* Task prompt *
Count the lines below that hold "utförare". Give the number without comment.

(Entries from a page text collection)

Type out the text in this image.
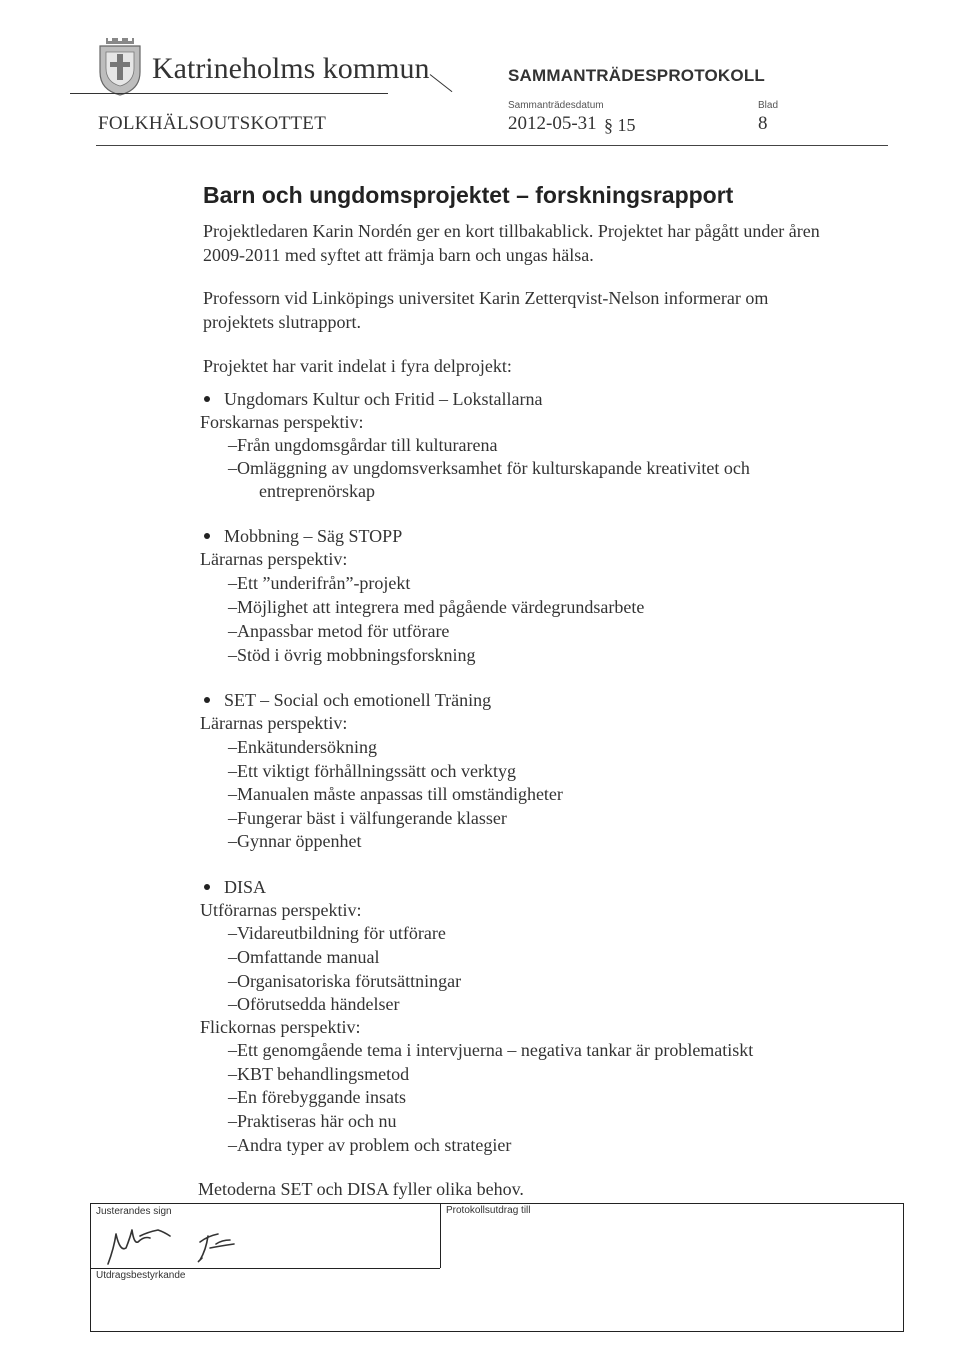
Katrineholms kommun	SAMMANTRÄDESPROTOKOLL
Sammanträdesdatum	Blad
FOLKHÄLSOUTSKOTTET	2012-05-31 § 15	8
Barn och ungdomsprojektet – forskningsrapport
Projektledaren Karin Nordén ger en kort tillbakablick. Projektet har pågått under åren
2009-2011 med syftet att främja barn och ungas hälsa.
Professorn vid Linköpings universitet Karin Zetterqvist-Nelson informerar om
projektets slutrapport.
Projektet har varit indelat i fyra delprojekt:
Ungdomars Kultur och Fritid – Lokstallarna
Forskarnas perspektiv:
–Från ungdomsgårdar till kulturarena
–Omläggning av ungdomsverksamhet för kulturskapande kreativitet och
entreprenörskap
Mobbning – Säg STOPP
Lärarnas perspektiv:
–Ett ”underifrån”-projekt
–Möjlighet att integrera med pågående värdegrundsarbete
–Anpassbar metod för utförare
–Stöd i övrig mobbningsforskning
SET – Social och emotionell Träning
Lärarnas perspektiv:
–Enkätundersökning
–Ett viktigt förhållningssätt och verktyg
–Manualen måste anpassas till omständigheter
–Fungerar bäst i välfungerande klasser
–Gynnar öppenhet
DISA
Utförarnas perspektiv:
–Vidareutbildning för utförare
–Omfattande manual
–Organisatoriska förutsättningar
–Oförutsedda händelser
Flickornas perspektiv:
–Ett genomgående tema i intervjuerna – negativa tankar är problematiskt
–KBT behandlingsmetod
–En förebyggande insats
–Praktiseras här och nu
–Andra typer av problem och strategier
Metoderna SET och DISA fyller olika behov.
Justerandes sign	Protokollsutdrag till
Utdragsbestyrkande
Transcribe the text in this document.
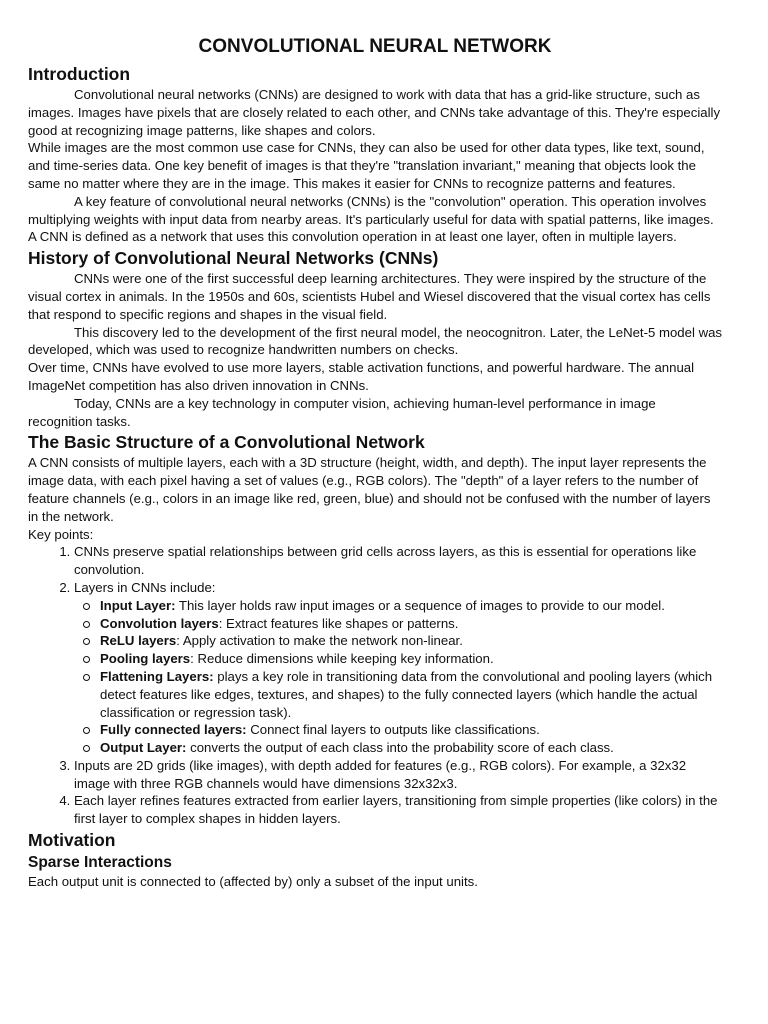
CONVOLUTIONAL NEURAL NETWORK
Introduction

Convolutional neural networks (CNNs) are designed to work with data that has a grid-like structure, such as images. Images have pixels that are closely related to each other, and CNNs take advantage of this. They're especially good at recognizing image patterns, like shapes and colors.

While images are the most common use case for CNNs, they can also be used for other data types, like text, sound, and time-series data. One key benefit of images is that they're "translation invariant," meaning that objects look the same no matter where they are in the image. This makes it easier for CNNs to recognize patterns and features.

A key feature of convolutional neural networks (CNNs) is the "convolution" operation. This operation involves multiplying weights with input data from nearby areas. It's particularly useful for data with spatial patterns, like images. A CNN is defined as a network that uses this convolution operation in at least one layer, often in multiple layers.

History of Convolutional Neural Networks (CNNs)

CNNs were one of the first successful deep learning architectures. They were inspired by the structure of the visual cortex in animals. In the 1950s and 60s, scientists Hubel and Wiesel discovered that the visual cortex has cells that respond to specific regions and shapes in the visual field.

This discovery led to the development of the first neural model, the neocognitron. Later, the LeNet-5 model was developed, which was used to recognize handwritten numbers on checks.

Over time, CNNs have evolved to use more layers, stable activation functions, and powerful hardware. The annual ImageNet competition has also driven innovation in CNNs.

Today, CNNs are a key technology in computer vision, achieving human-level performance in image recognition tasks.

The Basic Structure of a Convolutional Network

A CNN consists of multiple layers, each with a 3D structure (height, width, and depth). The input layer represents the image data, with each pixel having a set of values (e.g., RGB colors). The "depth" of a layer refers to the number of feature channels (e.g., colors in an image like red, green, blue) and should not be confused with the number of layers in the network.

Key points:

1. CNNs preserve spatial relationships between grid cells across layers, as this is essential for operations like convolution.
2. Layers in CNNs include:
Input Layer: This layer holds raw input images or a sequence of images to provide to our model.
Convolution layers: Extract features like shapes or patterns.
ReLU layers: Apply activation to make the network non-linear.
Pooling layers: Reduce dimensions while keeping key information.
Flattening Layers: plays a key role in transitioning data from the convolutional and pooling layers (which detect features like edges, textures, and shapes) to the fully connected layers (which handle the actual classification or regression task).
Fully connected layers: Connect final layers to outputs like classifications.
Output Layer: converts the output of each class into the probability score of each class.
3. Inputs are 2D grids (like images), with depth added for features (e.g., RGB colors). For example, a 32x32 image with three RGB channels would have dimensions 32x32x3.
4. Each layer refines features extracted from earlier layers, transitioning from simple properties (like colors) in the first layer to complex shapes in hidden layers.
Motivation
Sparse Interactions

Each output unit is connected to (affected by) only a subset of the input units.
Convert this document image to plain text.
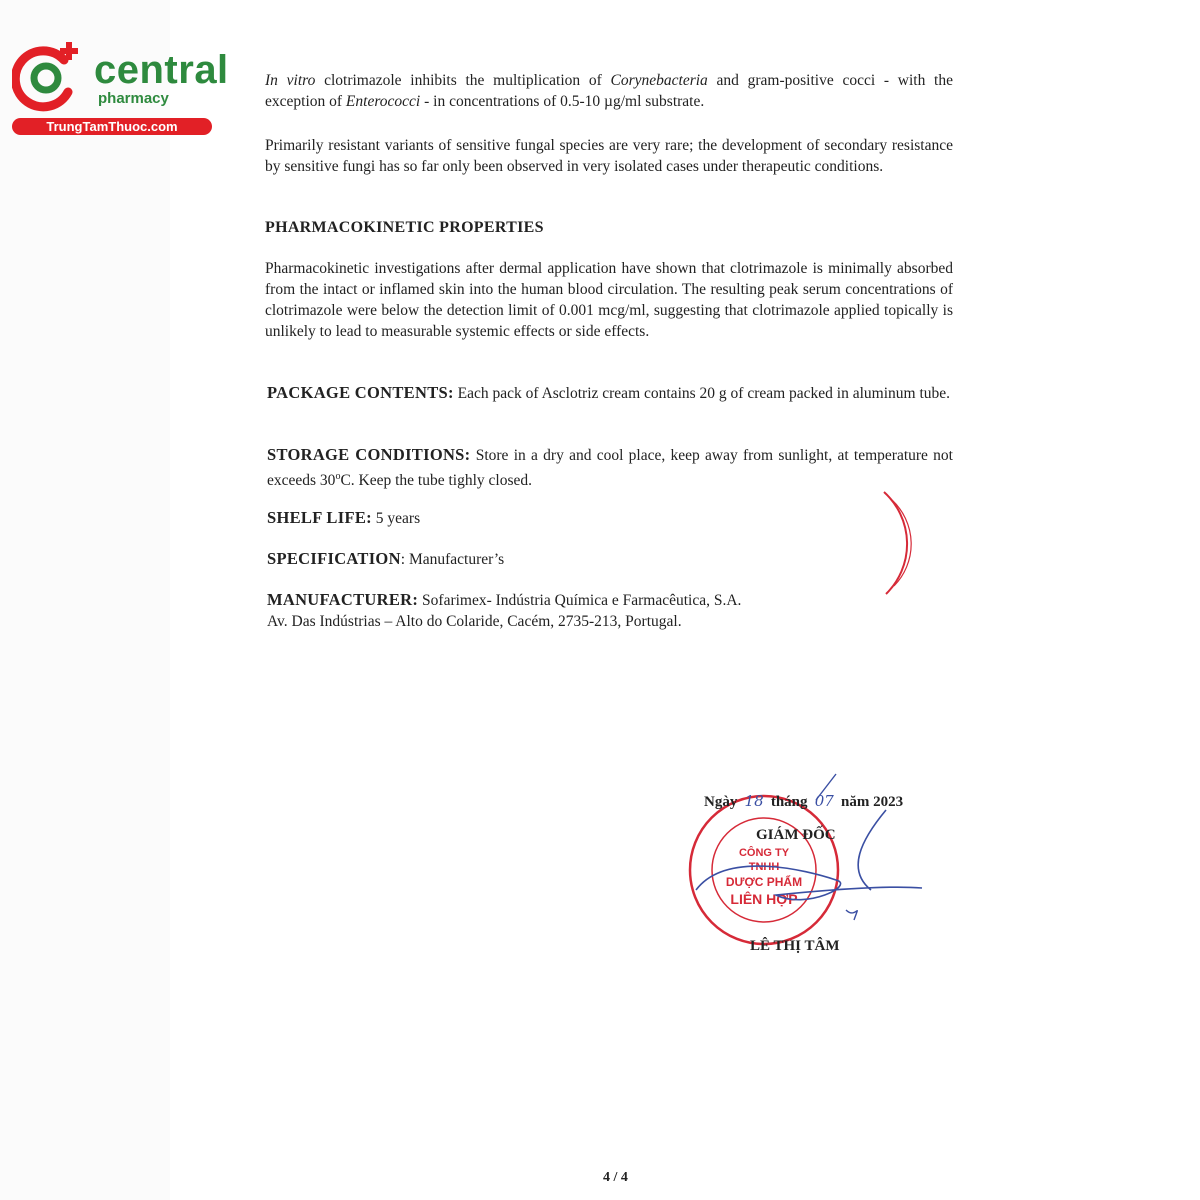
central
pharmacy
TrungTamThuoc.com

In vitro clotrimazole inhibits the multiplication of Corynebacteria and gram-positive cocci - with the exception of Enterococci - in concentrations of 0.5-10 µg/ml substrate.

Primarily resistant variants of sensitive fungal species are very rare; the development of secondary resistance by sensitive fungi has so far only been observed in very isolated cases under therapeutic conditions.

PHARMACOKINETIC PROPERTIES

Pharmacokinetic investigations after dermal application have shown that clotrimazole is minimally absorbed from the intact or inflamed skin into the human blood circulation. The resulting peak serum concentrations of clotrimazole were below the detection limit of 0.001 mcg/ml, suggesting that clotrimazole applied topically is unlikely to lead to measurable systemic effects or side effects.

PACKAGE CONTENTS: Each pack of Asclotriz cream contains 20 g of cream packed in aluminum tube.

STORAGE CONDITIONS: Store in a dry and cool place, keep away from sunlight, at temperature not exceeds 30$^o$C. Keep the tube tighly closed.

SHELF LIFE: 5 years

SPECIFICATION: Manufacturer’s

MANUFACTURER: Sofarimex- Indústria Química e Farmacêutica, S.A.
Av. Das Indústrias – Alto do Colaride, Cacém, 2735-213, Portugal.

CÔNG TY
TNHH
DƯỢC PHẨM
LIÊN HỢP
Ngày 18 tháng 07 năm 2023
GIÁM ĐỐC
LÊ THỊ TÂM
4 / 4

* Exercise solution *
2